## [Exercise aim]
Write out the listing beneath this instruction in its entirety, exactly as it reads.
** START OF Raw data **
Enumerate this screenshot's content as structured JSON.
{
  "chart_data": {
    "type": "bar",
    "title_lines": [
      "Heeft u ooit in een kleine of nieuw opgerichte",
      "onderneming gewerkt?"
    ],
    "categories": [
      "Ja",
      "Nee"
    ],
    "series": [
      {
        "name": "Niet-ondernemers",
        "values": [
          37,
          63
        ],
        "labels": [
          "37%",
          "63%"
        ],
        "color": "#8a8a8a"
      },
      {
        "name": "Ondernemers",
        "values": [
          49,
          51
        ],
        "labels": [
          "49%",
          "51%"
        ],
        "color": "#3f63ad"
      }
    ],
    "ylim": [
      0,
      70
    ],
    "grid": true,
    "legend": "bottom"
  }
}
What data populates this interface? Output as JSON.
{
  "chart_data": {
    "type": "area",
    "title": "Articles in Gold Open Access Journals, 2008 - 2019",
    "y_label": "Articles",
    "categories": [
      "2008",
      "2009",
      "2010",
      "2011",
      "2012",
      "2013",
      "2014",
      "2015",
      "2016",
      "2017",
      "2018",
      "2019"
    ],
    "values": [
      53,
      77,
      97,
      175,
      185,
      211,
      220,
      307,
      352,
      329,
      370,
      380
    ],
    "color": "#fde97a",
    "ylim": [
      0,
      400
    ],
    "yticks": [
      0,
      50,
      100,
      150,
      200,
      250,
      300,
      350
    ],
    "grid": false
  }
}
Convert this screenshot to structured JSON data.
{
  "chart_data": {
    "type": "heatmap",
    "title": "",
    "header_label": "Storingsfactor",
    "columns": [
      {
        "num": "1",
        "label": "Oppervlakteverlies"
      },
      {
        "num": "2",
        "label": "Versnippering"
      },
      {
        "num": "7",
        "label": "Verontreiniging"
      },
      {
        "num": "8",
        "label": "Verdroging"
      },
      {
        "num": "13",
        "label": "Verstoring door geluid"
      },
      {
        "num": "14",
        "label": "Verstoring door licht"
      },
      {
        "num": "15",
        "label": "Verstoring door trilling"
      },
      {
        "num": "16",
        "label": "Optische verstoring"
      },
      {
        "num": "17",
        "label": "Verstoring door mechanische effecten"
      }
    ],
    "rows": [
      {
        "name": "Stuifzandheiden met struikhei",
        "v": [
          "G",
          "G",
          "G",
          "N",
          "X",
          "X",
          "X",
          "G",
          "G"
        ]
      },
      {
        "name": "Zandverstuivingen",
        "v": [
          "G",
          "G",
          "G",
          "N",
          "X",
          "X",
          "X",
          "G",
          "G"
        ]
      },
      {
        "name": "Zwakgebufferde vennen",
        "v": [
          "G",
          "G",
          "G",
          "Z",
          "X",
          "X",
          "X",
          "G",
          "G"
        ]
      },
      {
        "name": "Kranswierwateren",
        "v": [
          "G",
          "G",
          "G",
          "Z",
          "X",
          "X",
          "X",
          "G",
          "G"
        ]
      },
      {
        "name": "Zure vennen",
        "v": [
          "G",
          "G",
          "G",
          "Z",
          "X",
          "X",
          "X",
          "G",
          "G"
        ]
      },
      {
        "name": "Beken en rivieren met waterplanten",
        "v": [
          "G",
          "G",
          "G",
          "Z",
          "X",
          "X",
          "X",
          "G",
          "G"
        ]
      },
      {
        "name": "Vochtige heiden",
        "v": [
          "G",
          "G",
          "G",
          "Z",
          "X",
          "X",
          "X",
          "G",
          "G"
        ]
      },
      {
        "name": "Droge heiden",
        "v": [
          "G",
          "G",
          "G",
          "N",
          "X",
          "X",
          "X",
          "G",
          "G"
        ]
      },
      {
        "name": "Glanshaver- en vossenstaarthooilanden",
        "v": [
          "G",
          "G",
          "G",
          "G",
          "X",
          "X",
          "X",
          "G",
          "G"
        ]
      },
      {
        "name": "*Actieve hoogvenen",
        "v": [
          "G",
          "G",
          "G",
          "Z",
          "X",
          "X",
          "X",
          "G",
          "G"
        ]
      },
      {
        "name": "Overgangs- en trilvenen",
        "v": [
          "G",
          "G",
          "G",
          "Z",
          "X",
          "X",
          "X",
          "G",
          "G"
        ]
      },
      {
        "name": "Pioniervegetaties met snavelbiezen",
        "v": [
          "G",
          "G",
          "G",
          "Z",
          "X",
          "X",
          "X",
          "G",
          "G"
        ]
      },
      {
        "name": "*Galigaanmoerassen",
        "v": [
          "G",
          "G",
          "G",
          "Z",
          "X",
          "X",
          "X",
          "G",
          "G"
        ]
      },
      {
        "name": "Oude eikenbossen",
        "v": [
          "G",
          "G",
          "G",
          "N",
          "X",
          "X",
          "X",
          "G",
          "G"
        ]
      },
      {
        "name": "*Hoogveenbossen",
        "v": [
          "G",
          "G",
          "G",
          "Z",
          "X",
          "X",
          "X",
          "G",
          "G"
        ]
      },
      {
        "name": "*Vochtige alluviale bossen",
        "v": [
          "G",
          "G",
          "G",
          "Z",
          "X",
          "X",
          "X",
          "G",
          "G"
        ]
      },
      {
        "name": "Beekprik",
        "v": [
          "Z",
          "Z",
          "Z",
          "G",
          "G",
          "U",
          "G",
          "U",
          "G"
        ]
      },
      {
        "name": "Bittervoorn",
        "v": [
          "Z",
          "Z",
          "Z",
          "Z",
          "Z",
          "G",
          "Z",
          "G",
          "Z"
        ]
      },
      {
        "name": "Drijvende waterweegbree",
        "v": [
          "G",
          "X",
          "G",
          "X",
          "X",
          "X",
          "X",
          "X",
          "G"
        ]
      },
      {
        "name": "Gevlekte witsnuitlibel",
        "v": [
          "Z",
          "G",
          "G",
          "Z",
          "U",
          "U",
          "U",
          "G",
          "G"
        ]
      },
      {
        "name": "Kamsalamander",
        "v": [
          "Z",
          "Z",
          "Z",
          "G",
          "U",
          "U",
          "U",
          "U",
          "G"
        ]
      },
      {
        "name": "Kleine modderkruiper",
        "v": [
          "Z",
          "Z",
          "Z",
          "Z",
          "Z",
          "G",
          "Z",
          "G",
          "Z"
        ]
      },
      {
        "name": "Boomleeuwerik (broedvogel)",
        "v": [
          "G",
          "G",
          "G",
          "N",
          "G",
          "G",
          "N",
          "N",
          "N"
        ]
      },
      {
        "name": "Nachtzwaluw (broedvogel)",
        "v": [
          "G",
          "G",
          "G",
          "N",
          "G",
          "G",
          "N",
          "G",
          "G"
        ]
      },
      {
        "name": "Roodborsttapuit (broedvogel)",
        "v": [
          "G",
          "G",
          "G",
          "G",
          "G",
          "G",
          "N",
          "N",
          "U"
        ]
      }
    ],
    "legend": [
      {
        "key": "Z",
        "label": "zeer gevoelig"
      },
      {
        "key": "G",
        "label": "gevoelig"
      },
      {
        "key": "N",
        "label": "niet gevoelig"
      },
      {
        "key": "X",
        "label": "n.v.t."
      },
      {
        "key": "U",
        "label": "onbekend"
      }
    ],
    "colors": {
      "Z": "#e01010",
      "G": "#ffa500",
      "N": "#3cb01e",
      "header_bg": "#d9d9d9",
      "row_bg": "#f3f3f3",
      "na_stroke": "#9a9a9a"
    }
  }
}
** END OF Raw data **
## [Task answer]
Enumerate this screenshot's content as structured JSON.
{
  "chart_data": {
    "type": "bar",
    "title_lines": [
      "Heeft u ooit in een kleine of nieuw opgerichte",
      "onderneming gewerkt?"
    ],
    "categories": [
      "Ja",
      "Nee"
    ],
    "series": [
      {
        "name": "Niet-ondernemers",
        "values": [
          37,
          63
        ],
        "labels": [
          "37%",
          "63%"
        ],
        "color": "#8a8a8a"
      },
      {
        "name": "Ondernemers",
        "values": [
          49,
          51
        ],
        "labels": [
          "49%",
          "51%"
        ],
        "color": "#3f63ad"
      }
    ],
    "ylim": [
      0,
      70
    ],
    "grid": true,
    "legend": "bottom"
  }
}
What data populates this interface? Output as JSON.
{
  "chart_data": {
    "type": "area",
    "title": "Articles in Gold Open Access Journals, 2008 - 2019",
    "y_label": "Articles",
    "categories": [
      "2008",
      "2009",
      "2010",
      "2011",
      "2012",
      "2013",
      "2014",
      "2015",
      "2016",
      "2017",
      "2018",
      "2019"
    ],
    "values": [
      53,
      77,
      97,
      175,
      185,
      211,
      220,
      307,
      352,
      329,
      370,
      380
    ],
    "color": "#fde97a",
    "ylim": [
      0,
      400
    ],
    "yticks": [
      0,
      50,
      100,
      150,
      200,
      250,
      300,
      350
    ],
    "grid": false
  }
}
Convert this screenshot to structured JSON data.
{
  "chart_data": {
    "type": "heatmap",
    "title": "",
    "header_label": "Storingsfactor",
    "columns": [
      {
        "num": "1",
        "label": "Oppervlakteverlies"
      },
      {
        "num": "2",
        "label": "Versnippering"
      },
      {
        "num": "7",
        "label": "Verontreiniging"
      },
      {
        "num": "8",
        "label": "Verdroging"
      },
      {
        "num": "13",
        "label": "Verstoring door geluid"
      },
      {
        "num": "14",
        "label": "Verstoring door licht"
      },
      {
        "num": "15",
        "label": "Verstoring door trilling"
      },
      {
        "num": "16",
        "label": "Optische verstoring"
      },
      {
        "num": "17",
        "label": "Verstoring door mechanische effecten"
      }
    ],
    "rows": [
      {
        "name": "Stuifzandheiden met struikhei",
        "v": [
          "G",
          "G",
          "G",
          "N",
          "X",
          "X",
          "X",
          "G",
          "G"
        ]
      },
      {
        "name": "Zandverstuivingen",
        "v": [
          "G",
          "G",
          "G",
          "N",
          "X",
          "X",
          "X",
          "G",
          "G"
        ]
      },
      {
        "name": "Zwakgebufferde vennen",
        "v": [
          "G",
          "G",
          "G",
          "Z",
          "X",
          "X",
          "X",
          "G",
          "G"
        ]
      },
      {
        "name": "Kranswierwateren",
        "v": [
          "G",
          "G",
          "G",
          "Z",
          "X",
          "X",
          "X",
          "G",
          "G"
        ]
      },
      {
        "name": "Zure vennen",
        "v": [
          "G",
          "G",
          "G",
          "Z",
          "X",
          "X",
          "X",
          "G",
          "G"
        ]
      },
      {
        "name": "Beken en rivieren met waterplanten",
        "v": [
          "G",
          "G",
          "G",
          "Z",
          "X",
          "X",
          "X",
          "G",
          "G"
        ]
      },
      {
        "name": "Vochtige heiden",
        "v": [
          "G",
          "G",
          "G",
          "Z",
          "X",
          "X",
          "X",
          "G",
          "G"
        ]
      },
      {
        "name": "Droge heiden",
        "v": [
          "G",
          "G",
          "G",
          "N",
          "X",
          "X",
          "X",
          "G",
          "G"
        ]
      },
      {
        "name": "Glanshaver- en vossenstaarthooilanden",
        "v": [
          "G",
          "G",
          "G",
          "G",
          "X",
          "X",
          "X",
          "G",
          "G"
        ]
      },
      {
        "name": "*Actieve hoogvenen",
        "v": [
          "G",
          "G",
          "G",
          "Z",
          "X",
          "X",
          "X",
          "G",
          "G"
        ]
      },
      {
        "name": "Overgangs- en trilvenen",
        "v": [
          "G",
          "G",
          "G",
          "Z",
          "X",
          "X",
          "X",
          "G",
          "G"
        ]
      },
      {
        "name": "Pioniervegetaties met snavelbiezen",
        "v": [
          "G",
          "G",
          "G",
          "Z",
          "X",
          "X",
          "X",
          "G",
          "G"
        ]
      },
      {
        "name": "*Galigaanmoerassen",
        "v": [
          "G",
          "G",
          "G",
          "Z",
          "X",
          "X",
          "X",
          "G",
          "G"
        ]
      },
      {
        "name": "Oude eikenbossen",
        "v": [
          "G",
          "G",
          "G",
          "N",
          "X",
          "X",
          "X",
          "G",
          "G"
        ]
      },
      {
        "name": "*Hoogveenbossen",
        "v": [
          "G",
          "G",
          "G",
          "Z",
          "X",
          "X",
          "X",
          "G",
          "G"
        ]
      },
      {
        "name": "*Vochtige alluviale bossen",
        "v": [
          "G",
          "G",
          "G",
          "Z",
          "X",
          "X",
          "X",
          "G",
          "G"
        ]
      },
      {
        "name": "Beekprik",
        "v": [
          "Z",
          "Z",
          "Z",
          "G",
          "G",
          "U",
          "G",
          "U",
          "G"
        ]
      },
      {
        "name": "Bittervoorn",
        "v": [
          "Z",
          "Z",
          "Z",
          "Z",
          "Z",
          "G",
          "Z",
          "G",
          "Z"
        ]
      },
      {
        "name": "Drijvende waterweegbree",
        "v": [
          "G",
          "X",
          "G",
          "X",
          "X",
          "X",
          "X",
          "X",
          "G"
        ]
      },
      {
        "name": "Gevlekte witsnuitlibel",
        "v": [
          "Z",
          "G",
          "G",
          "Z",
          "U",
          "U",
          "U",
          "G",
          "G"
        ]
      },
      {
        "name": "Kamsalamander",
        "v": [
          "Z",
          "Z",
          "Z",
          "G",
          "U",
          "U",
          "U",
          "U",
          "G"
        ]
      },
      {
        "name": "Kleine modderkruiper",
        "v": [
          "Z",
          "Z",
          "Z",
          "Z",
          "Z",
          "G",
          "Z",
          "G",
          "Z"
        ]
      },
      {
        "name": "Boomleeuwerik (broedvogel)",
        "v": [
          "G",
          "G",
          "G",
          "N",
          "G",
          "G",
          "N",
          "N",
          "N"
        ]
      },
      {
        "name": "Nachtzwaluw (broedvogel)",
        "v": [
          "G",
          "G",
          "G",
          "N",
          "G",
          "G",
          "N",
          "G",
          "G"
        ]
      },
      {
        "name": "Roodborsttapuit (broedvogel)",
        "v": [
          "G",
          "G",
          "G",
          "G",
          "G",
          "G",
          "N",
          "N",
          "U"
        ]
      }
    ],
    "legend": [
      {
        "key": "Z",
        "label": "zeer gevoelig"
      },
      {
        "key": "G",
        "label": "gevoelig"
      },
      {
        "key": "N",
        "label": "niet gevoelig"
      },
      {
        "key": "X",
        "label": "n.v.t."
      },
      {
        "key": "U",
        "label": "onbekend"
      }
    ],
    "colors": {
      "Z": "#e01010",
      "G": "#ffa500",
      "N": "#3cb01e",
      "header_bg": "#d9d9d9",
      "row_bg": "#f3f3f3",
      "na_stroke": "#9a9a9a"
    }
  }
}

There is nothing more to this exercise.